(Directive)
Return a copy of each line that holds the string "помощь".

(Data entries)
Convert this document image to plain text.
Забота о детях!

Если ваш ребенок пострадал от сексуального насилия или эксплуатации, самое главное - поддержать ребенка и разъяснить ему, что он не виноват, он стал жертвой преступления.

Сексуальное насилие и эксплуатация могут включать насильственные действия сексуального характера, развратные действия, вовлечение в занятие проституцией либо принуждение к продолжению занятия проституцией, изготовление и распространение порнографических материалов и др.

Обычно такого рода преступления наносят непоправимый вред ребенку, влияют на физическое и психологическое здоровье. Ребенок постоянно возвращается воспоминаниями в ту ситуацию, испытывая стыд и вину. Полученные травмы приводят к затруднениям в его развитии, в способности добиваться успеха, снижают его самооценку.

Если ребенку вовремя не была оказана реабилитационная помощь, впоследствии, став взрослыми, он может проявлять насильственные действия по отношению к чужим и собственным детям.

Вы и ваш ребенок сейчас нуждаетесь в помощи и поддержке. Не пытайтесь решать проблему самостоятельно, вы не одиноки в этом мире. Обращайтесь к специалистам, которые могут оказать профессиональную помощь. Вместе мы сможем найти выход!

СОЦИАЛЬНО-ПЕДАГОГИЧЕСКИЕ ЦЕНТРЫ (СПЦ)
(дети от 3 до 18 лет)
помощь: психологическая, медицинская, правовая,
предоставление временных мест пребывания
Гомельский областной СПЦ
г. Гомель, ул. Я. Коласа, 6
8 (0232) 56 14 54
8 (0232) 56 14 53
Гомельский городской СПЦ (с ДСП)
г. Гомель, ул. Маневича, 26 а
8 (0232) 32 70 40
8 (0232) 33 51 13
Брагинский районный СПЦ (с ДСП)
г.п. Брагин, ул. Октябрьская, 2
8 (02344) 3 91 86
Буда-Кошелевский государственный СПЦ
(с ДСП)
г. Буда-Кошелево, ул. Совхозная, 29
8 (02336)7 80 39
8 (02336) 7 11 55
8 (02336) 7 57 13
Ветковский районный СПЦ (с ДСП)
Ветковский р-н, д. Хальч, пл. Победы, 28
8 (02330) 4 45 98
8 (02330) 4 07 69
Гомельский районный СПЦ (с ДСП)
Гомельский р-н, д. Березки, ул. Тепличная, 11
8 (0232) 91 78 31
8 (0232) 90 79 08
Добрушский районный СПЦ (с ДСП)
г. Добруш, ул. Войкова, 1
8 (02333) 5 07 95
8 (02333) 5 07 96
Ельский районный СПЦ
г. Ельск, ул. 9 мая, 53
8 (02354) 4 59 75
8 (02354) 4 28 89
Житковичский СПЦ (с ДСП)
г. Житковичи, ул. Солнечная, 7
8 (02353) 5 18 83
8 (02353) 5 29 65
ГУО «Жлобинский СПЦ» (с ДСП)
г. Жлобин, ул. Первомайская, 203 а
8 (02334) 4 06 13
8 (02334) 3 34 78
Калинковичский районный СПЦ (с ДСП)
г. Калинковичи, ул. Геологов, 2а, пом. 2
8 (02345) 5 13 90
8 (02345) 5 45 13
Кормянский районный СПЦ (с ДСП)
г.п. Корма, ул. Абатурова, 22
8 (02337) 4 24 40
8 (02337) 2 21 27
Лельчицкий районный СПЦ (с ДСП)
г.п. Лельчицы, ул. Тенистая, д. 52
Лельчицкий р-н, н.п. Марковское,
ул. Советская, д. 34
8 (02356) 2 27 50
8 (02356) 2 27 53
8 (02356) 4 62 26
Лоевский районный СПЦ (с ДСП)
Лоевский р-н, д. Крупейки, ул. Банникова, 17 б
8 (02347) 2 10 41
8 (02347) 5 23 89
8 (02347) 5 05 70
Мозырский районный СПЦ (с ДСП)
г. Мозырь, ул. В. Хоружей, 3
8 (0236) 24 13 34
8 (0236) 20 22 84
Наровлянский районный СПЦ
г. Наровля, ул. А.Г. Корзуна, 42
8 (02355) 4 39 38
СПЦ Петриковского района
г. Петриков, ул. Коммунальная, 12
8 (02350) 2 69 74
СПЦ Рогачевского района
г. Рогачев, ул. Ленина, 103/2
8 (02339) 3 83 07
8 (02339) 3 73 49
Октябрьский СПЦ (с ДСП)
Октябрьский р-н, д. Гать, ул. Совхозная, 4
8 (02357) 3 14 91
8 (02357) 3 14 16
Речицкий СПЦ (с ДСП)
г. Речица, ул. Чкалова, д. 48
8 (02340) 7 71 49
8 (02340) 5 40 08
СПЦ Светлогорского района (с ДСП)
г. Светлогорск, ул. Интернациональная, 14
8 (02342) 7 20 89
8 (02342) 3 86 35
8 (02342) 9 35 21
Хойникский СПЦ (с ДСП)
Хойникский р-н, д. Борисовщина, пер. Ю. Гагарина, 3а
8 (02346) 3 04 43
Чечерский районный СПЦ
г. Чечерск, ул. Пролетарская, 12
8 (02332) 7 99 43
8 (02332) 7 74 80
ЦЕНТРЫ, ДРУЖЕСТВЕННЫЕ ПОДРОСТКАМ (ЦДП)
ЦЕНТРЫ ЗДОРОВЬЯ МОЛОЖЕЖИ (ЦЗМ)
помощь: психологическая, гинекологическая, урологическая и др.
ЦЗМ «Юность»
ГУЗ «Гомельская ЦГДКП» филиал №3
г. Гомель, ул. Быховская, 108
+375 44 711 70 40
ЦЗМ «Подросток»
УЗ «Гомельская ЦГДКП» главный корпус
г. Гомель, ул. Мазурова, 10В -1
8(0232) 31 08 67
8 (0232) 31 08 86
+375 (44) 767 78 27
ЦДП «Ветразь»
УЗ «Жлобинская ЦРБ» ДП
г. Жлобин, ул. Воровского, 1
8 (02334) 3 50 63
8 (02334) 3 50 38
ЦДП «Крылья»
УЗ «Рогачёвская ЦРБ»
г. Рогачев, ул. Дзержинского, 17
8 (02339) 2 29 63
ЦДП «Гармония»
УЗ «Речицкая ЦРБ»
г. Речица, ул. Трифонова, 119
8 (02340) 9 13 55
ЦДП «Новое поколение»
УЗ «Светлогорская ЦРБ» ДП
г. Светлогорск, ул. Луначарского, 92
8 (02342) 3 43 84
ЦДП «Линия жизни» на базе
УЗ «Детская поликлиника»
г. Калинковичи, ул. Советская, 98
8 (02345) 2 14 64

(Answer to the exercise)
Если ребенку вовремя не была оказана реабилитационная помощь, впоследствии, став взрослыми, он может проявлять насильственные действия по отношению к чужим и собственным детям.
Вы и ваш ребенок сейчас нуждаетесь в помощи и поддержке. Не пытайтесь решать проблему самостоятельно, вы не одиноки в этом мире. Обращайтесь к специалистам, которые могут оказать профессиональную помощь. Вместе мы сможем найти выход!
помощь: психологическая, медицинская, правовая,
помощь: психологическая, гинекологическая, урологическая и др.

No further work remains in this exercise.